Exercise. Copy out each line below that has the word "priemonės" in it.

Source data.
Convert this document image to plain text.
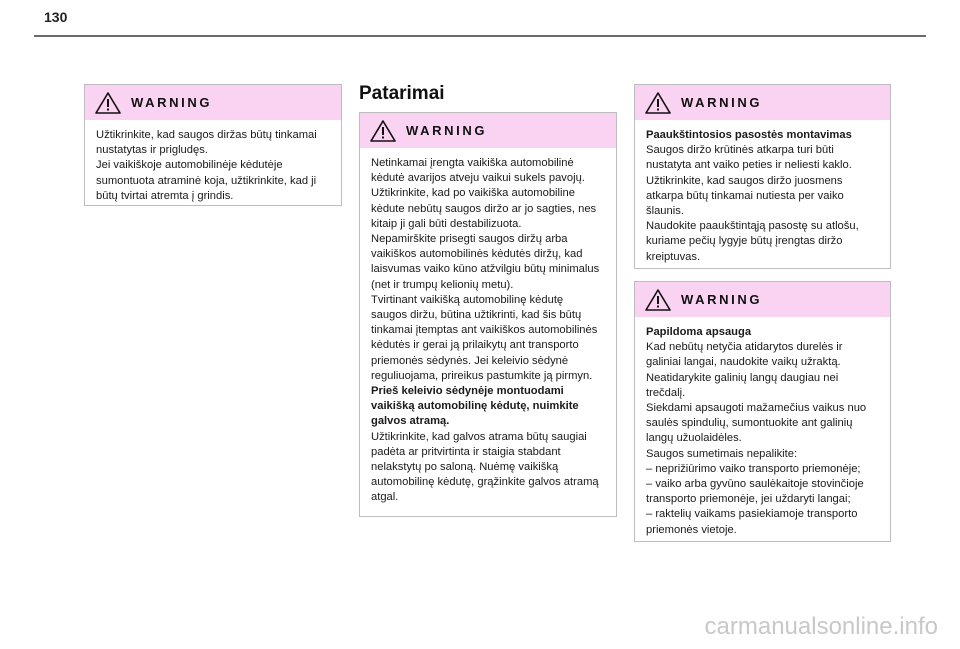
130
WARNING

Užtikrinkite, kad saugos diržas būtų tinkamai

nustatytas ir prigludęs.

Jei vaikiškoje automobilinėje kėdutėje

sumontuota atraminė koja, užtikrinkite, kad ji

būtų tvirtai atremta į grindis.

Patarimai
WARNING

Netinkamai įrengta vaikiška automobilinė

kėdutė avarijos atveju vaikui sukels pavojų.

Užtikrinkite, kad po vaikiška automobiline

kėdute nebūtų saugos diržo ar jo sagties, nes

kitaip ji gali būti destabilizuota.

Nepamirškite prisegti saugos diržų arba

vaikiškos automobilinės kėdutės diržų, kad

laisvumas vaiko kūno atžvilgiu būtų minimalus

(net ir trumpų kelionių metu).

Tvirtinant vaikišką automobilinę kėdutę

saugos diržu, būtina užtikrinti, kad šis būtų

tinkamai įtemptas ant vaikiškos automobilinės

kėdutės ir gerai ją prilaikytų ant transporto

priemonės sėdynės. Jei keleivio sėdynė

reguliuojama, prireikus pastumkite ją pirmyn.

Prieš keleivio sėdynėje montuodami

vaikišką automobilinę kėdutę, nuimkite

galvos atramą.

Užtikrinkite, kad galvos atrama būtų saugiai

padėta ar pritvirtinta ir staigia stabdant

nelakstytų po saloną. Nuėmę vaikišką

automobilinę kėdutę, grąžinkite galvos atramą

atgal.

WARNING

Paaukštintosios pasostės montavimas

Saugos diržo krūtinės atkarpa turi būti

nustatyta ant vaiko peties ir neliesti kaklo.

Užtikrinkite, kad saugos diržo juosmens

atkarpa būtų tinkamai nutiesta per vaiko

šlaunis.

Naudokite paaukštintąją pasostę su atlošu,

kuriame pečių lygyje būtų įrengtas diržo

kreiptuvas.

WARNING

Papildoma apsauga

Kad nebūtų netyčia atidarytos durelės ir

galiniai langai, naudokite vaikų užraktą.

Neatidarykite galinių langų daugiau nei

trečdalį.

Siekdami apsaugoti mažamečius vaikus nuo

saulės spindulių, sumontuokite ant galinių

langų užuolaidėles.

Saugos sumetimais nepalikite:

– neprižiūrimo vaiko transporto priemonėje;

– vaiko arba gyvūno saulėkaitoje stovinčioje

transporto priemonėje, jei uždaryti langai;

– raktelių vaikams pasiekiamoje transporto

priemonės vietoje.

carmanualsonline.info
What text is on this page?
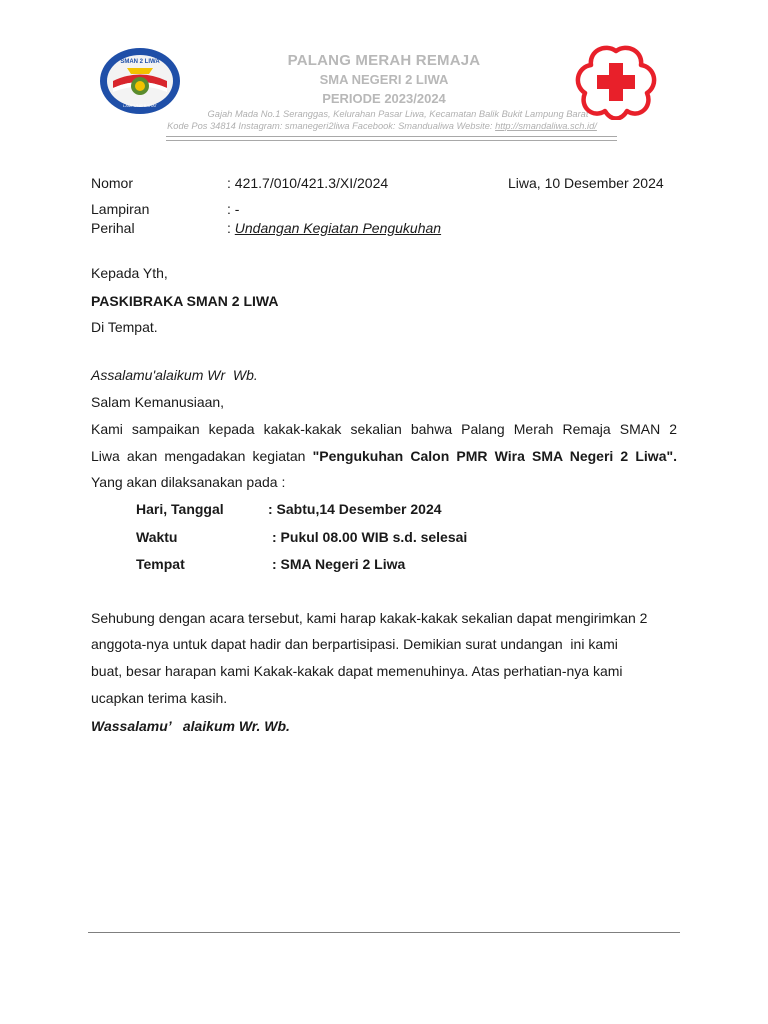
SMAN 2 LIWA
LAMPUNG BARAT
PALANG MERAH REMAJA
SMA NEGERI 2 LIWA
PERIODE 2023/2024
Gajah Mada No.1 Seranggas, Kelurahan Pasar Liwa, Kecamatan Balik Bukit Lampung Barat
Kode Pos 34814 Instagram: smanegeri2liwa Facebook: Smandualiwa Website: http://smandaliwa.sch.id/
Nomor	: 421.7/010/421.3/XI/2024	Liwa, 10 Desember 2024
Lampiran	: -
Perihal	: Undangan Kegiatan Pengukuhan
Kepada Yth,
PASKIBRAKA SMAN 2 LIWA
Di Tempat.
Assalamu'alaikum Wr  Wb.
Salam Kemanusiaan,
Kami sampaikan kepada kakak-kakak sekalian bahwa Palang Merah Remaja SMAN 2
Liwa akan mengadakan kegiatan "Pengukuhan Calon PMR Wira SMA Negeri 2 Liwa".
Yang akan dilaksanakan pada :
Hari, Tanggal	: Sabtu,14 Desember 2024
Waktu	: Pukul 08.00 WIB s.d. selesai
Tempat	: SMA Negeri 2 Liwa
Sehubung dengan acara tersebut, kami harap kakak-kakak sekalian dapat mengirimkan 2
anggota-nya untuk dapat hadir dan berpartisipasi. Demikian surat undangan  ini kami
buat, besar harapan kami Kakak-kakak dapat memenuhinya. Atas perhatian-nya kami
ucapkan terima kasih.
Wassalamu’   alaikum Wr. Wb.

==

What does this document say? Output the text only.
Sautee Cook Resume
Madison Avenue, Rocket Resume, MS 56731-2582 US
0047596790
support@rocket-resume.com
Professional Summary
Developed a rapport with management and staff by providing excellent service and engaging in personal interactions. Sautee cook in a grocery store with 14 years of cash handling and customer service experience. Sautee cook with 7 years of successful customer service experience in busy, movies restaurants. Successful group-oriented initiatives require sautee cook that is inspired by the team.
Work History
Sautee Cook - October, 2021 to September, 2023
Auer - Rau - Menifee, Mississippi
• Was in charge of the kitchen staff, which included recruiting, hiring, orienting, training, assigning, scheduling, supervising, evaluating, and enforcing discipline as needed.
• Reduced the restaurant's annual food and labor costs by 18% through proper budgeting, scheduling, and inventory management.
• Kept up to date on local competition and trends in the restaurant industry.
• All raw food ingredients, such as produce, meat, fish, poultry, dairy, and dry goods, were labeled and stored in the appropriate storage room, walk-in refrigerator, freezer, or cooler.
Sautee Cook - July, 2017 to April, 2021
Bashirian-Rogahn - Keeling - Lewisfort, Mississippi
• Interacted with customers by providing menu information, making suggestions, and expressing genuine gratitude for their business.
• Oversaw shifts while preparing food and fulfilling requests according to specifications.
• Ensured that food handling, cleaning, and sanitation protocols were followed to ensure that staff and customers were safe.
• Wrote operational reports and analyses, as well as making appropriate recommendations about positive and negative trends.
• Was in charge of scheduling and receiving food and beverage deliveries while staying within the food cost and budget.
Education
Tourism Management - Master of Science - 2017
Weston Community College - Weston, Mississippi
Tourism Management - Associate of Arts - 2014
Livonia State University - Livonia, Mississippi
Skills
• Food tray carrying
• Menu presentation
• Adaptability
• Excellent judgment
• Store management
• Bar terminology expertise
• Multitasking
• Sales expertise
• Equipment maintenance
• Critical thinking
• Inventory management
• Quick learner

Finished task.
priemonės sėdynės. Jei keleivio sėdynė
priemonės vietoje.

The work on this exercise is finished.